<<<<

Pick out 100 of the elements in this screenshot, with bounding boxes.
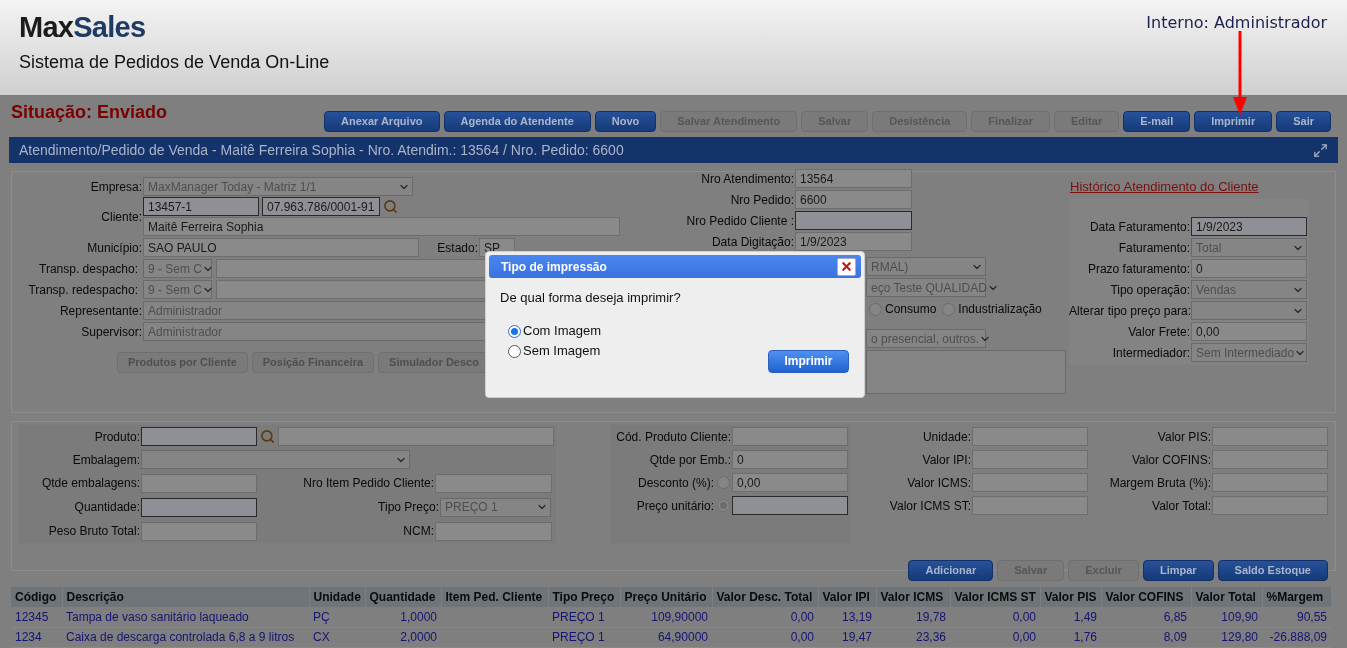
toolbar-button[interactable]: Adicionar — [908, 560, 994, 581]
text-field[interactable] — [732, 496, 848, 515]
text-field[interactable] — [1212, 473, 1328, 492]
table-cell: 1234 — [11, 627, 62, 647]
radio-button[interactable] — [717, 499, 730, 512]
column-header[interactable]: Tipo Preço — [548, 587, 620, 607]
text-field[interactable]: 13457-1 — [143, 197, 259, 216]
column-header[interactable]: Valor COFINS — [1101, 587, 1191, 607]
history-link[interactable]: Histórico Atendimento do Cliente — [1070, 177, 1309, 199]
toolbar-button[interactable]: Agenda do Atendente — [443, 111, 591, 132]
text-field[interactable] — [1212, 496, 1328, 515]
field-label: Quantidade: — [73, 499, 141, 516]
text-field[interactable]: 0,00 — [1191, 322, 1307, 341]
app-subtitle: Sistema de Pedidos de Venda On-Line — [19, 51, 330, 74]
table-cell: 0,00 — [712, 627, 818, 647]
text-field[interactable] — [278, 427, 554, 446]
table-cell: 12345 — [11, 607, 62, 627]
field-label: Transp. redespacho: — [27, 281, 139, 299]
user-label: Interno: Administrador — [1146, 12, 1327, 34]
column-header[interactable]: Valor ICMS — [876, 587, 950, 607]
text-field[interactable] — [795, 211, 912, 230]
toolbar-button[interactable]: Anexar Arquivo — [324, 111, 440, 132]
text-field[interactable] — [141, 497, 257, 517]
table-cell: 129,80 — [1191, 627, 1262, 647]
search-icon[interactable] — [383, 199, 398, 214]
table-cell: 23,36 — [876, 627, 950, 647]
text-field[interactable] — [732, 427, 848, 446]
table-cell: CX — [309, 627, 365, 647]
brand-logo: MaxSales — [19, 10, 147, 44]
text-field[interactable]: SAO PAULO — [143, 238, 419, 257]
table-cell: 13,19 — [818, 607, 876, 627]
text-field[interactable] — [141, 473, 257, 493]
print-button[interactable]: Imprimir — [768, 349, 849, 373]
text-field[interactable]: 07.963.786/0001-91 — [262, 197, 380, 216]
text-field[interactable] — [435, 521, 552, 541]
field-label: Cód. Produto Cliente: — [615, 428, 732, 446]
field-label: Valor COFINS: — [1130, 451, 1212, 469]
text-field[interactable] — [972, 427, 1088, 446]
radio-button[interactable] — [942, 302, 956, 316]
column-header[interactable]: Item Ped. Cliente — [441, 587, 548, 607]
table-cell: 1,0000 — [365, 607, 441, 627]
close-button[interactable] — [837, 257, 856, 276]
radio-button[interactable] — [717, 476, 730, 489]
field-label: Estado: — [436, 239, 479, 257]
table-cell: Caixa de descarga controlada 6,8 a 9 litros — [62, 627, 309, 647]
field-label: Nro Pedido Cliente : — [685, 212, 795, 230]
field-label: Valor IPI: — [921, 451, 972, 469]
column-header[interactable]: Valor IPI — [818, 587, 876, 607]
column-header[interactable]: Quantidade — [365, 587, 441, 607]
field-label: Empresa: — [89, 178, 143, 196]
column-header[interactable]: Valor ICMS ST — [950, 587, 1040, 607]
text-field[interactable]: 0,00 — [732, 473, 848, 492]
text-field[interactable]: 13564 — [795, 169, 912, 188]
field-label: Tipo Preço: — [377, 499, 440, 516]
toolbar-button[interactable]: E-mail — [1123, 111, 1191, 132]
radio-button[interactable] — [869, 302, 882, 316]
text-field[interactable] — [141, 521, 257, 541]
text-field[interactable] — [435, 473, 552, 493]
field-label: Intermediador: — [1111, 344, 1191, 362]
expand-icon[interactable] — [1313, 142, 1328, 158]
text-field[interactable] — [972, 450, 1088, 469]
toolbar-button[interactable]: Imprimir — [1194, 111, 1273, 132]
column-header[interactable]: Preço Unitário — [620, 587, 712, 607]
text-field[interactable] — [1212, 427, 1328, 446]
toolbar-button[interactable]: Limpar — [1142, 560, 1214, 581]
panel-title: Atendimento/Pedido de Venda - Maitê Ferreira Sophia - Nro. Atendim.: 13564 / Nro. Pedido: 6600 — [19, 140, 624, 160]
toolbar-button[interactable]: Saldo Estoque — [1217, 560, 1328, 581]
field-label: Nro Pedido: — [729, 191, 795, 209]
text-field[interactable]: 0 — [732, 450, 848, 469]
column-header[interactable]: Valor PIS — [1040, 587, 1101, 607]
text-field[interactable]: 0 — [1191, 259, 1307, 278]
column-header[interactable]: Unidade — [309, 587, 365, 607]
column-header[interactable]: Código — [11, 587, 62, 607]
table-cell: 64,90000 — [620, 627, 712, 647]
field-label: Data Digitação: — [710, 233, 795, 251]
table-cell: Tampa de vaso sanitário laqueado — [62, 607, 309, 627]
column-header[interactable]: Valor Total — [1191, 587, 1262, 607]
text-field[interactable]: 1/9/2023 — [1191, 217, 1307, 236]
text-field[interactable] — [141, 427, 257, 446]
toolbar-button[interactable]: Novo — [594, 111, 657, 132]
radio-button[interactable] — [508, 324, 521, 338]
column-header[interactable]: Descrição — [62, 587, 309, 607]
text-field[interactable]: 1/9/2023 — [795, 232, 912, 251]
text-field[interactable]: Maitê Ferreira Sophia — [143, 217, 620, 236]
dropdown[interactable] — [1191, 301, 1307, 320]
text-field[interactable]: 6600 — [795, 190, 912, 209]
field-label: Nro Item Pedido Cliente: — [302, 475, 435, 492]
field-label: Tipo operação: — [1109, 281, 1191, 299]
text-field[interactable] — [1212, 450, 1328, 469]
radio-button[interactable] — [508, 344, 521, 358]
column-header[interactable]: %Margem — [1262, 587, 1331, 607]
text-field[interactable] — [972, 496, 1088, 515]
field-label: Data Faturamento: — [1088, 218, 1191, 236]
notes-textarea[interactable] — [866, 350, 1066, 394]
text-field[interactable] — [972, 473, 1088, 492]
search-icon[interactable] — [260, 429, 275, 444]
toolbar-button[interactable]: Sair — [1276, 111, 1331, 132]
column-header[interactable]: Valor Desc. Total — [712, 587, 818, 607]
field-label: Qtde embalagens: — [40, 475, 141, 492]
field-label: Qtde por Emb.: — [648, 451, 732, 469]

>>>>

## BRIEF
Can you reproduce the listing above with "input-box" substituted for every "text-field", leaving everything else unchanged and omitting the picture?

## ANSWER IN FULL
Pick out 100 of the elements in this screenshot, with bounding boxes.
toolbar-button[interactable]: Adicionar — [908, 560, 994, 581]
input-box[interactable] — [732, 496, 848, 515]
input-box[interactable] — [1212, 473, 1328, 492]
table-cell: 1234 — [11, 627, 62, 647]
radio-button[interactable] — [717, 499, 730, 512]
column-header[interactable]: Tipo Preço — [548, 587, 620, 607]
input-box[interactable]: 13457-1 — [143, 197, 259, 216]
column-header[interactable]: Valor COFINS — [1101, 587, 1191, 607]
history-link[interactable]: Histórico Atendimento do Cliente — [1070, 177, 1309, 199]
toolbar-button[interactable]: Agenda do Atendente — [443, 111, 591, 132]
input-box[interactable] — [1212, 496, 1328, 515]
field-label: Quantidade: — [73, 499, 141, 516]
input-box[interactable]: 0,00 — [1191, 322, 1307, 341]
app-subtitle: Sistema de Pedidos de Venda On-Line — [19, 51, 330, 74]
table-cell: 0,00 — [712, 627, 818, 647]
input-box[interactable] — [278, 427, 554, 446]
table-cell: 12345 — [11, 607, 62, 627]
field-label: Transp. redespacho: — [27, 281, 139, 299]
user-label: Interno: Administrador — [1146, 12, 1327, 34]
column-header[interactable]: Valor ICMS — [876, 587, 950, 607]
input-box[interactable] — [795, 211, 912, 230]
toolbar-button[interactable]: Anexar Arquivo — [324, 111, 440, 132]
input-box[interactable] — [141, 497, 257, 517]
table-cell: 129,80 — [1191, 627, 1262, 647]
search-icon[interactable] — [383, 199, 398, 214]
table-cell: 23,36 — [876, 627, 950, 647]
input-box[interactable] — [732, 427, 848, 446]
table-cell: CX — [309, 627, 365, 647]
brand-logo: MaxSales — [19, 10, 147, 44]
input-box[interactable]: SAO PAULO — [143, 238, 419, 257]
table-cell: 13,19 — [818, 607, 876, 627]
input-box[interactable] — [141, 473, 257, 493]
print-button[interactable]: Imprimir — [768, 349, 849, 373]
input-box[interactable]: 07.963.786/0001-91 — [262, 197, 380, 216]
input-box[interactable] — [435, 521, 552, 541]
field-label: Cód. Produto Cliente: — [615, 428, 732, 446]
field-label: Valor COFINS: — [1130, 451, 1212, 469]
input-box[interactable] — [972, 427, 1088, 446]
radio-button[interactable] — [942, 302, 956, 316]
column-header[interactable]: Item Ped. Cliente — [441, 587, 548, 607]
table-cell: 1,0000 — [365, 607, 441, 627]
close-button[interactable] — [837, 257, 856, 276]
radio-button[interactable] — [717, 476, 730, 489]
field-label: Estado: — [436, 239, 479, 257]
table-cell: Caixa de descarga controlada 6,8 a 9 litros — [62, 627, 309, 647]
field-label: Nro Pedido Cliente : — [685, 212, 795, 230]
field-label: Valor IPI: — [921, 451, 972, 469]
column-header[interactable]: Valor IPI — [818, 587, 876, 607]
column-header[interactable]: Quantidade — [365, 587, 441, 607]
field-label: Empresa: — [89, 178, 143, 196]
column-header[interactable]: Valor ICMS ST — [950, 587, 1040, 607]
input-box[interactable]: 0,00 — [732, 473, 848, 492]
input-box[interactable]: 13564 — [795, 169, 912, 188]
field-label: Tipo Preço: — [377, 499, 440, 516]
toolbar-button[interactable]: E-mail — [1123, 111, 1191, 132]
radio-button[interactable] — [869, 302, 882, 316]
input-box[interactable] — [141, 521, 257, 541]
input-box[interactable] — [435, 473, 552, 493]
field-label: Intermediador: — [1111, 344, 1191, 362]
expand-icon[interactable] — [1313, 142, 1328, 158]
input-box[interactable] — [972, 450, 1088, 469]
toolbar-button[interactable]: Imprimir — [1194, 111, 1273, 132]
column-header[interactable]: Preço Unitário — [620, 587, 712, 607]
input-box[interactable] — [1212, 427, 1328, 446]
toolbar-button[interactable]: Limpar — [1142, 560, 1214, 581]
panel-title: Atendimento/Pedido de Venda - Maitê Ferreira Sophia - Nro. Atendim.: 13564 / Nro. Pedido: 6600 — [19, 140, 624, 160]
toolbar-button[interactable]: Saldo Estoque — [1217, 560, 1328, 581]
field-label: Nro Pedido: — [729, 191, 795, 209]
input-box[interactable]: 0 — [732, 450, 848, 469]
column-header[interactable]: Valor PIS — [1040, 587, 1101, 607]
input-box[interactable]: 0 — [1191, 259, 1307, 278]
column-header[interactable]: Unidade — [309, 587, 365, 607]
column-header[interactable]: Código — [11, 587, 62, 607]
table-cell: 64,90000 — [620, 627, 712, 647]
field-label: Data Digitação: — [710, 233, 795, 251]
table-cell: Tampa de vaso sanitário laqueado — [62, 607, 309, 627]
column-header[interactable]: Valor Total — [1191, 587, 1262, 607]
input-box[interactable]: 1/9/2023 — [1191, 217, 1307, 236]
input-box[interactable] — [141, 427, 257, 446]
toolbar-button[interactable]: Novo — [594, 111, 657, 132]
radio-button[interactable] — [508, 324, 521, 338]
column-header[interactable]: Descrição — [62, 587, 309, 607]
input-box[interactable]: 1/9/2023 — [795, 232, 912, 251]
input-box[interactable]: Maitê Ferreira Sophia — [143, 217, 620, 236]
dropdown[interactable] — [1191, 301, 1307, 320]
input-box[interactable]: 6600 — [795, 190, 912, 209]
field-label: Nro Item Pedido Cliente: — [302, 475, 435, 492]
field-label: Tipo operação: — [1109, 281, 1191, 299]
input-box[interactable] — [1212, 450, 1328, 469]
radio-button[interactable] — [508, 344, 521, 358]
column-header[interactable]: %Margem — [1262, 587, 1331, 607]
input-box[interactable] — [972, 496, 1088, 515]
field-label: Data Faturamento: — [1088, 218, 1191, 236]
notes-textarea[interactable] — [866, 350, 1066, 394]
input-box[interactable] — [972, 473, 1088, 492]
search-icon[interactable] — [260, 429, 275, 444]
toolbar-button[interactable]: Sair — [1276, 111, 1331, 132]
column-header[interactable]: Valor Desc. Total — [712, 587, 818, 607]
field-label: Qtde embalagens: — [40, 475, 141, 492]
field-label: Qtde por Emb.: — [648, 451, 732, 469]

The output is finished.